Exercise –
Transcribe every record that appears below, exactly and in full.

Source records –
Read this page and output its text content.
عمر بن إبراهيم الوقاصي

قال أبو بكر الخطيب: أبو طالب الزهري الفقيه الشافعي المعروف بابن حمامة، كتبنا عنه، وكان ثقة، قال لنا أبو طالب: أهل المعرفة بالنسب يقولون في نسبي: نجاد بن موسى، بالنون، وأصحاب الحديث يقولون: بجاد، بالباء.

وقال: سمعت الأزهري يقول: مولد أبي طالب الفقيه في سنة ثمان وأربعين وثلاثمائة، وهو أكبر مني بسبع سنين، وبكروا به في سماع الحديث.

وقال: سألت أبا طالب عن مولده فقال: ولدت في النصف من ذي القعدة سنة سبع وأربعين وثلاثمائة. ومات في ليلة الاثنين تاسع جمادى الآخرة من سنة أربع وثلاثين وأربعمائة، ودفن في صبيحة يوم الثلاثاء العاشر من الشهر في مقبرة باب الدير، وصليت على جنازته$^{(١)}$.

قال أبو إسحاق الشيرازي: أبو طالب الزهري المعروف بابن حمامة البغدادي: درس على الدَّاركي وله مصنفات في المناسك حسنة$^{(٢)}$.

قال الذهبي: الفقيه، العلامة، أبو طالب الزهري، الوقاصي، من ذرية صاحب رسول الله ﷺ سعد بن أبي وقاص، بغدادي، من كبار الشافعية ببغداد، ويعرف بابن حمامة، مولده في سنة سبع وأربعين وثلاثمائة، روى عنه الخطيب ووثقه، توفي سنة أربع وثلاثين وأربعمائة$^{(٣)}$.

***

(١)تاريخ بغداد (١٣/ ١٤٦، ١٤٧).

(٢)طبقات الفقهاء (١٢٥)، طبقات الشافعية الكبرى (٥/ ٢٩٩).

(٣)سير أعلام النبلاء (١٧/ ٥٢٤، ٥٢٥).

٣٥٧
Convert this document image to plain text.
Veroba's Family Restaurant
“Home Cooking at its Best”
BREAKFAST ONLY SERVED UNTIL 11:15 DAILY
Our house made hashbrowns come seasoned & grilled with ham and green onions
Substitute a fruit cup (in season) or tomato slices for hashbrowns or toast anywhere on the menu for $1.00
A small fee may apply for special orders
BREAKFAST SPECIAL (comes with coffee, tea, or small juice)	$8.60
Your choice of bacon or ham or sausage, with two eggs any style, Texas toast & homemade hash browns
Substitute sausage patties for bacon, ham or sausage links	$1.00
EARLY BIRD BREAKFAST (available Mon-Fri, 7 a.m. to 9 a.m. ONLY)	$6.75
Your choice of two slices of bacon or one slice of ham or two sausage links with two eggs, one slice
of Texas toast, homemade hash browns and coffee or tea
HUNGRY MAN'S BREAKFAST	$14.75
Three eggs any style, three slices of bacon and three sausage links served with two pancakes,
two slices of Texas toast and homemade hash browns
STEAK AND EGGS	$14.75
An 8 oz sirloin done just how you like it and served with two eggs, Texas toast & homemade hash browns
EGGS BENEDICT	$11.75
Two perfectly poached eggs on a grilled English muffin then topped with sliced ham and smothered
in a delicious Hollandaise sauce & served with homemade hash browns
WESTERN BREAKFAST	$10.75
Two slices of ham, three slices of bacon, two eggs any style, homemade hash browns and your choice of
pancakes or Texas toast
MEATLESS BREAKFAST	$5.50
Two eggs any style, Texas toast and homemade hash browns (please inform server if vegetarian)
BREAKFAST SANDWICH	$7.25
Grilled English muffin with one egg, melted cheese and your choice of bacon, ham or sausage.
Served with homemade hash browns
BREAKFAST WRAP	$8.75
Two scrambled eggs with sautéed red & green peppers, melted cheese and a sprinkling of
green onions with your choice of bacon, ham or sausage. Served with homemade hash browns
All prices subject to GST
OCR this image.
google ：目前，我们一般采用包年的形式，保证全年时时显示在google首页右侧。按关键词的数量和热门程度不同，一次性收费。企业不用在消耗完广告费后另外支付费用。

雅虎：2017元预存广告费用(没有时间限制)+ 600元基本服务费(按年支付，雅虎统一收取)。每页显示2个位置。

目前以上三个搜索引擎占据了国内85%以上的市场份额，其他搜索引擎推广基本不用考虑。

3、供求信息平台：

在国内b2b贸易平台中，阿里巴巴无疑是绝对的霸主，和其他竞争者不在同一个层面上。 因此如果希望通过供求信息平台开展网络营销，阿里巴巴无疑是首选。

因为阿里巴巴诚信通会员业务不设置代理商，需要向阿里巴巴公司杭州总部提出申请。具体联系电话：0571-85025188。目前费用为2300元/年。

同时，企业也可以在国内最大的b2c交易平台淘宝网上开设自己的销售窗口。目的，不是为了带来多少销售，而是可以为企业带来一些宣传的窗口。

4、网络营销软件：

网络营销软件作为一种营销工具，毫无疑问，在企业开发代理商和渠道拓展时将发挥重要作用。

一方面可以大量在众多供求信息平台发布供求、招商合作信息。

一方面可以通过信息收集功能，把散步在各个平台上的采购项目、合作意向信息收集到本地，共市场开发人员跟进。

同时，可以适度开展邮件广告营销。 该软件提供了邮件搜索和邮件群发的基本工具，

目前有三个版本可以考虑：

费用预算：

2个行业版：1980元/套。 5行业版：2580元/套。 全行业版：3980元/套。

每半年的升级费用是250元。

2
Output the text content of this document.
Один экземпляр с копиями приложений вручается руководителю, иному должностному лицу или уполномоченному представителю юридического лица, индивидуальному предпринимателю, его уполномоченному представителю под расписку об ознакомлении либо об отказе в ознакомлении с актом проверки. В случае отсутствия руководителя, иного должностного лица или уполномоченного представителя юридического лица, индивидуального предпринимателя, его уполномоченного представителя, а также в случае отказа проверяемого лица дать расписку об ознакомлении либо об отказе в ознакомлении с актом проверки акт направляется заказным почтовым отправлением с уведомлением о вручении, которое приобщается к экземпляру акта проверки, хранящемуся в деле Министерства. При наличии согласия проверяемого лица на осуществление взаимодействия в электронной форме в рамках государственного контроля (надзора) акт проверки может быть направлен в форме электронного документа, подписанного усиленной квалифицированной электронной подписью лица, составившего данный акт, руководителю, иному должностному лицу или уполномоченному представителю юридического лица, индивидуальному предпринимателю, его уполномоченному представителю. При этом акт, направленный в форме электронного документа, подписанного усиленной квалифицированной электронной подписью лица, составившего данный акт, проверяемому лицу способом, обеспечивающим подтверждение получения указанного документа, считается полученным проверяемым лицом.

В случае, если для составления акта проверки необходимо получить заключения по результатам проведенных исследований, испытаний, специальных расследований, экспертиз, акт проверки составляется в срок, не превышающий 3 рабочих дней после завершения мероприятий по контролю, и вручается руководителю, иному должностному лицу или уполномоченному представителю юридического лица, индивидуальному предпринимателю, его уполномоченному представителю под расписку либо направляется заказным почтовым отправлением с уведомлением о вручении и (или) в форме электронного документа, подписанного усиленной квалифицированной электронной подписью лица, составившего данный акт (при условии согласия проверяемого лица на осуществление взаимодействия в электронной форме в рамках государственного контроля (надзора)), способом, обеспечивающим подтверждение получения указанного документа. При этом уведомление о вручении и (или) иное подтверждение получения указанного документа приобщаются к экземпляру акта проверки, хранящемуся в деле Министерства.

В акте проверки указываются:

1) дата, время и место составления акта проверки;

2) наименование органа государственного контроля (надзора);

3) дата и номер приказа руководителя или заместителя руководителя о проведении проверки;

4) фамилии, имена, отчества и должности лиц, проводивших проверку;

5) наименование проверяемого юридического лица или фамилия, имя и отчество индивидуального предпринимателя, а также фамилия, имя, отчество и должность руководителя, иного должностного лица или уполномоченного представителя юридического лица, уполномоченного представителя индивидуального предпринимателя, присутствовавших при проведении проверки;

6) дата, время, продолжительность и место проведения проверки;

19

Solution for this exercise –
Read this page and output its text content.
عمر بن إبراهيم الوقاصي

قال أبو بكر الخطيب: أبو طالب الزهري الفقيه الشافعي المعروف بابن حمامة، كتبنا عنه، وكان ثقة، قال لنا أبو طالب: أهل المعرفة بالنسب يقولون في نسبي: نجاد بن موسى، بالنون، وأصحاب الحديث يقولون: بجاد، بالباء.

وقال: سمعت الأزهري يقول: مولد أبي طالب الفقيه في سنة ثمان وأربعين وثلاثمائة، وهو أكبر مني بسبع سنين، وبكروا به في سماع الحديث.

وقال: سألت أبا طالب عن مولده فقال: ولدت في النصف من ذي القعدة سنة سبع وأربعين وثلاثمائة. ومات في ليلة الاثنين تاسع جمادى الآخرة من سنة أربع وثلاثين وأربعمائة، ودفن في صبيحة يوم الثلاثاء العاشر من الشهر في مقبرة باب الدير، وصليت على جنازته$^{(١)}$.

قال أبو إسحاق الشيرازي: أبو طالب الزهري المعروف بابن حمامة البغدادي: درس على الدَّاركي وله مصنفات في المناسك حسنة$^{(٢)}$.

قال الذهبي: الفقيه، العلامة، أبو طالب الزهري، الوقاصي، من ذرية صاحب رسول الله ﷺ سعد بن أبي وقاص، بغدادي، من كبار الشافعية ببغداد، ويعرف بابن حمامة، مولده في سنة سبع وأربعين وثلاثمائة، روى عنه الخطيب ووثقه، توفي سنة أربع وثلاثين وأربعمائة$^{(٣)}$.

***

(١)تاريخ بغداد (١٣/ ١٤٦، ١٤٧).

(٢)طبقات الفقهاء (١٢٥)، طبقات الشافعية الكبرى (٥/ ٢٩٩).

(٣)سير أعلام النبلاء (١٧/ ٥٢٤، ٥٢٥).

٣٥٧
Convert this document image to plain text.
Veroba's Family Restaurant
“Home Cooking at its Best”
BREAKFAST ONLY SERVED UNTIL 11:15 DAILY
Our house made hashbrowns come seasoned & grilled with ham and green onions
Substitute a fruit cup (in season) or tomato slices for hashbrowns or toast anywhere on the menu for $1.00
A small fee may apply for special orders
BREAKFAST SPECIAL (comes with coffee, tea, or small juice)	$8.60
Your choice of bacon or ham or sausage, with two eggs any style, Texas toast & homemade hash browns
Substitute sausage patties for bacon, ham or sausage links	$1.00
EARLY BIRD BREAKFAST (available Mon-Fri, 7 a.m. to 9 a.m. ONLY)	$6.75
Your choice of two slices of bacon or one slice of ham or two sausage links with two eggs, one slice
of Texas toast, homemade hash browns and coffee or tea
HUNGRY MAN'S BREAKFAST	$14.75
Three eggs any style, three slices of bacon and three sausage links served with two pancakes,
two slices of Texas toast and homemade hash browns
STEAK AND EGGS	$14.75
An 8 oz sirloin done just how you like it and served with two eggs, Texas toast & homemade hash browns
EGGS BENEDICT	$11.75
Two perfectly poached eggs on a grilled English muffin then topped with sliced ham and smothered
in a delicious Hollandaise sauce & served with homemade hash browns
WESTERN BREAKFAST	$10.75
Two slices of ham, three slices of bacon, two eggs any style, homemade hash browns and your choice of
pancakes or Texas toast
MEATLESS BREAKFAST	$5.50
Two eggs any style, Texas toast and homemade hash browns (please inform server if vegetarian)
BREAKFAST SANDWICH	$7.25
Grilled English muffin with one egg, melted cheese and your choice of bacon, ham or sausage.
Served with homemade hash browns
BREAKFAST WRAP	$8.75
Two scrambled eggs with sautéed red & green peppers, melted cheese and a sprinkling of
green onions with your choice of bacon, ham or sausage. Served with homemade hash browns
All prices subject to GST
OCR this image.
google ：目前，我们一般采用包年的形式，保证全年时时显示在google首页右侧。按关键词的数量和热门程度不同，一次性收费。企业不用在消耗完广告费后另外支付费用。

雅虎：2017元预存广告费用(没有时间限制)+ 600元基本服务费(按年支付，雅虎统一收取)。每页显示2个位置。

目前以上三个搜索引擎占据了国内85%以上的市场份额，其他搜索引擎推广基本不用考虑。

3、供求信息平台：

在国内b2b贸易平台中，阿里巴巴无疑是绝对的霸主，和其他竞争者不在同一个层面上。 因此如果希望通过供求信息平台开展网络营销，阿里巴巴无疑是首选。

因为阿里巴巴诚信通会员业务不设置代理商，需要向阿里巴巴公司杭州总部提出申请。具体联系电话：0571-85025188。目前费用为2300元/年。

同时，企业也可以在国内最大的b2c交易平台淘宝网上开设自己的销售窗口。目的，不是为了带来多少销售，而是可以为企业带来一些宣传的窗口。

4、网络营销软件：

网络营销软件作为一种营销工具，毫无疑问，在企业开发代理商和渠道拓展时将发挥重要作用。

一方面可以大量在众多供求信息平台发布供求、招商合作信息。

一方面可以通过信息收集功能，把散步在各个平台上的采购项目、合作意向信息收集到本地，共市场开发人员跟进。

同时，可以适度开展邮件广告营销。 该软件提供了邮件搜索和邮件群发的基本工具，

目前有三个版本可以考虑：

费用预算：

2个行业版：1980元/套。 5行业版：2580元/套。 全行业版：3980元/套。

每半年的升级费用是250元。

2
Output the text content of this document.
Один экземпляр с копиями приложений вручается руководителю, иному должностному лицу или уполномоченному представителю юридического лица, индивидуальному предпринимателю, его уполномоченному представителю под расписку об ознакомлении либо об отказе в ознакомлении с актом проверки. В случае отсутствия руководителя, иного должностного лица или уполномоченного представителя юридического лица, индивидуального предпринимателя, его уполномоченного представителя, а также в случае отказа проверяемого лица дать расписку об ознакомлении либо об отказе в ознакомлении с актом проверки акт направляется заказным почтовым отправлением с уведомлением о вручении, которое приобщается к экземпляру акта проверки, хранящемуся в деле Министерства. При наличии согласия проверяемого лица на осуществление взаимодействия в электронной форме в рамках государственного контроля (надзора) акт проверки может быть направлен в форме электронного документа, подписанного усиленной квалифицированной электронной подписью лица, составившего данный акт, руководителю, иному должностному лицу или уполномоченному представителю юридического лица, индивидуальному предпринимателю, его уполномоченному представителю. При этом акт, направленный в форме электронного документа, подписанного усиленной квалифицированной электронной подписью лица, составившего данный акт, проверяемому лицу способом, обеспечивающим подтверждение получения указанного документа, считается полученным проверяемым лицом.

В случае, если для составления акта проверки необходимо получить заключения по результатам проведенных исследований, испытаний, специальных расследований, экспертиз, акт проверки составляется в срок, не превышающий 3 рабочих дней после завершения мероприятий по контролю, и вручается руководителю, иному должностному лицу или уполномоченному представителю юридического лица, индивидуальному предпринимателю, его уполномоченному представителю под расписку либо направляется заказным почтовым отправлением с уведомлением о вручении и (или) в форме электронного документа, подписанного усиленной квалифицированной электронной подписью лица, составившего данный акт (при условии согласия проверяемого лица на осуществление взаимодействия в электронной форме в рамках государственного контроля (надзора)), способом, обеспечивающим подтверждение получения указанного документа. При этом уведомление о вручении и (или) иное подтверждение получения указанного документа приобщаются к экземпляру акта проверки, хранящемуся в деле Министерства.

В акте проверки указываются:

1) дата, время и место составления акта проверки;

2) наименование органа государственного контроля (надзора);

3) дата и номер приказа руководителя или заместителя руководителя о проведении проверки;

4) фамилии, имена, отчества и должности лиц, проводивших проверку;

5) наименование проверяемого юридического лица или фамилия, имя и отчество индивидуального предпринимателя, а также фамилия, имя, отчество и должность руководителя, иного должностного лица или уполномоченного представителя юридического лица, уполномоченного представителя индивидуального предпринимателя, присутствовавших при проведении проверки;

6) дата, время, продолжительность и место проведения проверки;

19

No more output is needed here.